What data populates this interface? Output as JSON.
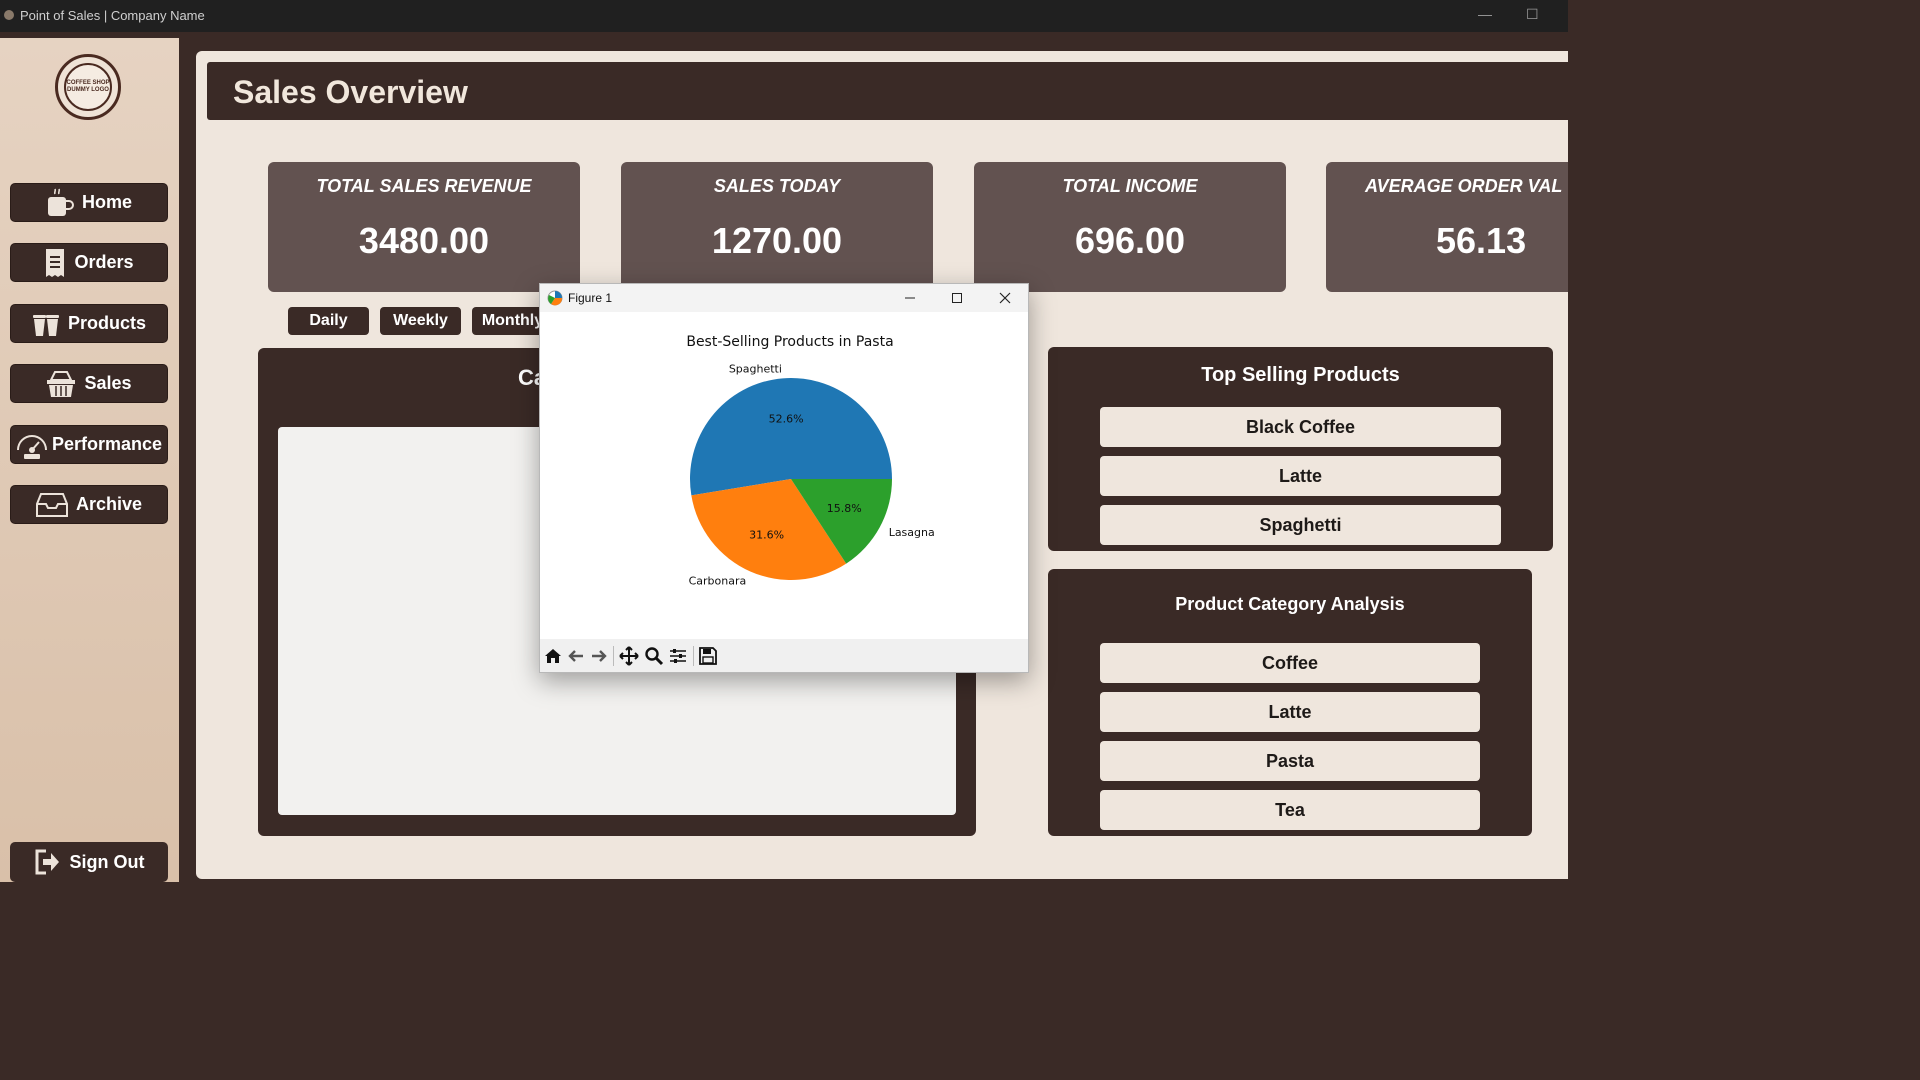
{
  "window": {
    "title": "Point of Sales | Company Name",
    "minimize": "—",
    "maximize": "☐"
  },
  "logo": {
    "text": "COFFEE SHOP DUMMY LOGO"
  },
  "nav": {
    "home": "Home",
    "orders": "Orders",
    "products": "Products",
    "sales": "Sales",
    "performance": "Performance",
    "archive": "Archive",
    "signout": "Sign Out"
  },
  "header": {
    "title": "Sales Overview"
  },
  "cards": [
    {
      "label": "TOTAL SALES REVENUE",
      "value": "3480.00"
    },
    {
      "label": "SALES TODAY",
      "value": "1270.00"
    },
    {
      "label": "TOTAL INCOME",
      "value": "696.00"
    },
    {
      "label": "AVERAGE ORDER VAL",
      "value": "56.13"
    }
  ],
  "period_buttons": {
    "daily": "Daily",
    "weekly": "Weekly",
    "monthly": "Monthly"
  },
  "chart_panel": {
    "title_partial": "Ca"
  },
  "top_selling": {
    "title": "Top Selling Products",
    "items": [
      "Black Coffee",
      "Latte",
      "Spaghetti"
    ]
  },
  "category_analysis": {
    "title": "Product Category Analysis",
    "items": [
      "Coffee",
      "Latte",
      "Pasta",
      "Tea"
    ]
  },
  "figure": {
    "window_title": "Figure 1"
  },
  "chart_data": {
    "type": "pie",
    "title": "Best-Selling Products in Pasta",
    "categories": [
      "Spaghetti",
      "Carbonara",
      "Lasagna"
    ],
    "values": [
      52.6,
      31.6,
      15.8
    ],
    "labels_pct": [
      "52.6%",
      "31.6%",
      "15.8%"
    ],
    "colors": [
      "#1f77b4",
      "#ff7f0e",
      "#2ca02c"
    ]
  }
}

—————

▶ [DIRECTIVE]:
Copy every line of the records above that holds the word "TOTAL".

▶ [ANSWER FOR THE TASK]:
      "label": "TOTAL SALES REVENUE",
      "label": "TOTAL INCOME",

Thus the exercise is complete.